RECORDS:
* * * * * * *

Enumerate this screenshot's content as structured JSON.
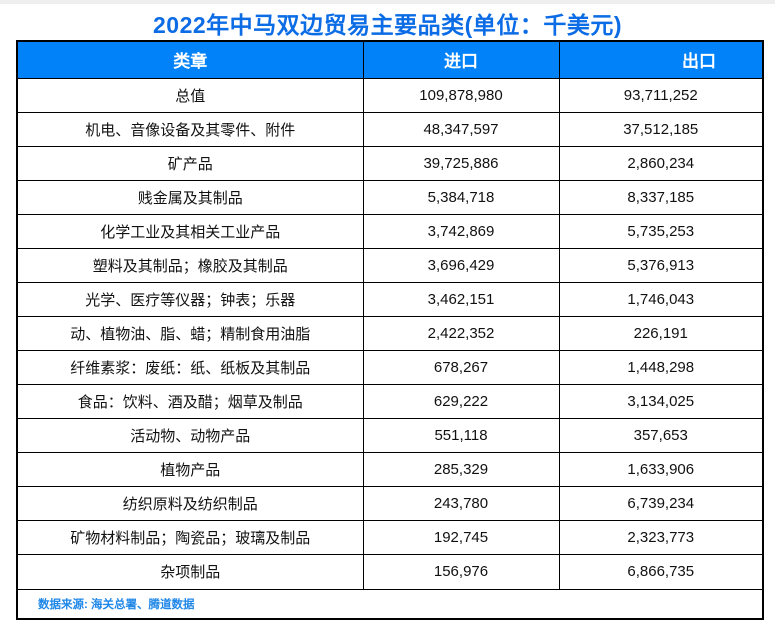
{
  "title": "2022年中马双边贸易主要品类(单位：千美元)",
  "footer": {
    "source": "数据来源: 海关总署、腾道数据"
  },
  "colors": {
    "header_bg": "#0282f8",
    "title": "#0b6ce5",
    "source": "#1f87e8",
    "border": "#000000"
  },
  "table": {
    "headers": [
      "类章",
      "进口",
      "出口"
    ],
    "rows": [
      {
        "category": "总值",
        "import": "109,878,980",
        "export": "93,711,252"
      },
      {
        "category": "机电、音像设备及其零件、附件",
        "import": "48,347,597",
        "export": "37,512,185"
      },
      {
        "category": "矿产品",
        "import": "39,725,886",
        "export": "2,860,234"
      },
      {
        "category": "贱金属及其制品",
        "import": "5,384,718",
        "export": "8,337,185"
      },
      {
        "category": "化学工业及其相关工业产品",
        "import": "3,742,869",
        "export": "5,735,253"
      },
      {
        "category": "塑料及其制品；橡胶及其制品",
        "import": "3,696,429",
        "export": "5,376,913"
      },
      {
        "category": "光学、医疗等仪器；钟表；乐器",
        "import": "3,462,151",
        "export": "1,746,043"
      },
      {
        "category": "动、植物油、脂、蜡；精制食用油脂",
        "import": "2,422,352",
        "export": "226,191"
      },
      {
        "category": "纤维素浆：废纸：纸、纸板及其制品",
        "import": "678,267",
        "export": "1,448,298"
      },
      {
        "category": "食品：饮料、酒及醋；烟草及制品",
        "import": "629,222",
        "export": "3,134,025"
      },
      {
        "category": "活动物、动物产品",
        "import": "551,118",
        "export": "357,653"
      },
      {
        "category": "植物产品",
        "import": "285,329",
        "export": "1,633,906"
      },
      {
        "category": "纺织原料及纺织制品",
        "import": "243,780",
        "export": "6,739,234"
      },
      {
        "category": "矿物材料制品；陶瓷品；玻璃及制品",
        "import": "192,745",
        "export": "2,323,773"
      },
      {
        "category": "杂项制品",
        "import": "156,976",
        "export": "6,866,735"
      }
    ]
  },
  "chart_data": {
    "type": "table",
    "title": "2022年中马双边贸易主要品类(单位：千美元)",
    "columns": [
      "类章",
      "进口",
      "出口"
    ],
    "unit": "千美元",
    "rows": [
      [
        "总值",
        109878980,
        93711252
      ],
      [
        "机电、音像设备及其零件、附件",
        48347597,
        37512185
      ],
      [
        "矿产品",
        39725886,
        2860234
      ],
      [
        "贱金属及其制品",
        5384718,
        8337185
      ],
      [
        "化学工业及其相关工业产品",
        3742869,
        5735253
      ],
      [
        "塑料及其制品；橡胶及其制品",
        3696429,
        5376913
      ],
      [
        "光学、医疗等仪器；钟表；乐器",
        3462151,
        1746043
      ],
      [
        "动、植物油、脂、蜡；精制食用油脂",
        2422352,
        226191
      ],
      [
        "纤维素浆：废纸：纸、纸板及其制品",
        678267,
        1448298
      ],
      [
        "食品：饮料、酒及醋；烟草及制品",
        629222,
        3134025
      ],
      [
        "活动物、动物产品",
        551118,
        357653
      ],
      [
        "植物产品",
        285329,
        1633906
      ],
      [
        "纺织原料及纺织制品",
        243780,
        6739234
      ],
      [
        "矿物材料制品；陶瓷品；玻璃及制品",
        192745,
        2323773
      ],
      [
        "杂项制品",
        156976,
        6866735
      ]
    ],
    "source_note": "数据来源: 海关总署、腾道数据"
  }
}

* * * * * * *

WHAT YOU SHOULD DO: With the pictures left out, transcribe the material exactly.

ANSWER TO THIS PROBLEM:
Enumerate this screenshot's content as structured JSON.
{
  "title": "2022年中马双边贸易主要品类(单位：千美元)",
  "footer": {
    "source": "数据来源: 海关总署、腾道数据"
  },
  "colors": {
    "header_bg": "#0282f8",
    "title": "#0b6ce5",
    "source": "#1f87e8",
    "border": "#000000"
  },
  "table": {
    "headers": [
      "类章",
      "进口",
      "出口"
    ],
    "rows": [
      {
        "category": "总值",
        "import": "109,878,980",
        "export": "93,711,252"
      },
      {
        "category": "机电、音像设备及其零件、附件",
        "import": "48,347,597",
        "export": "37,512,185"
      },
      {
        "category": "矿产品",
        "import": "39,725,886",
        "export": "2,860,234"
      },
      {
        "category": "贱金属及其制品",
        "import": "5,384,718",
        "export": "8,337,185"
      },
      {
        "category": "化学工业及其相关工业产品",
        "import": "3,742,869",
        "export": "5,735,253"
      },
      {
        "category": "塑料及其制品；橡胶及其制品",
        "import": "3,696,429",
        "export": "5,376,913"
      },
      {
        "category": "光学、医疗等仪器；钟表；乐器",
        "import": "3,462,151",
        "export": "1,746,043"
      },
      {
        "category": "动、植物油、脂、蜡；精制食用油脂",
        "import": "2,422,352",
        "export": "226,191"
      },
      {
        "category": "纤维素浆：废纸：纸、纸板及其制品",
        "import": "678,267",
        "export": "1,448,298"
      },
      {
        "category": "食品：饮料、酒及醋；烟草及制品",
        "import": "629,222",
        "export": "3,134,025"
      },
      {
        "category": "活动物、动物产品",
        "import": "551,118",
        "export": "357,653"
      },
      {
        "category": "植物产品",
        "import": "285,329",
        "export": "1,633,906"
      },
      {
        "category": "纺织原料及纺织制品",
        "import": "243,780",
        "export": "6,739,234"
      },
      {
        "category": "矿物材料制品；陶瓷品；玻璃及制品",
        "import": "192,745",
        "export": "2,323,773"
      },
      {
        "category": "杂项制品",
        "import": "156,976",
        "export": "6,866,735"
      }
    ]
  },
  "chart_data": {
    "type": "table",
    "title": "2022年中马双边贸易主要品类(单位：千美元)",
    "columns": [
      "类章",
      "进口",
      "出口"
    ],
    "unit": "千美元",
    "rows": [
      [
        "总值",
        109878980,
        93711252
      ],
      [
        "机电、音像设备及其零件、附件",
        48347597,
        37512185
      ],
      [
        "矿产品",
        39725886,
        2860234
      ],
      [
        "贱金属及其制品",
        5384718,
        8337185
      ],
      [
        "化学工业及其相关工业产品",
        3742869,
        5735253
      ],
      [
        "塑料及其制品；橡胶及其制品",
        3696429,
        5376913
      ],
      [
        "光学、医疗等仪器；钟表；乐器",
        3462151,
        1746043
      ],
      [
        "动、植物油、脂、蜡；精制食用油脂",
        2422352,
        226191
      ],
      [
        "纤维素浆：废纸：纸、纸板及其制品",
        678267,
        1448298
      ],
      [
        "食品：饮料、酒及醋；烟草及制品",
        629222,
        3134025
      ],
      [
        "活动物、动物产品",
        551118,
        357653
      ],
      [
        "植物产品",
        285329,
        1633906
      ],
      [
        "纺织原料及纺织制品",
        243780,
        6739234
      ],
      [
        "矿物材料制品；陶瓷品；玻璃及制品",
        192745,
        2323773
      ],
      [
        "杂项制品",
        156976,
        6866735
      ]
    ],
    "source_note": "数据来源: 海关总署、腾道数据"
  }
}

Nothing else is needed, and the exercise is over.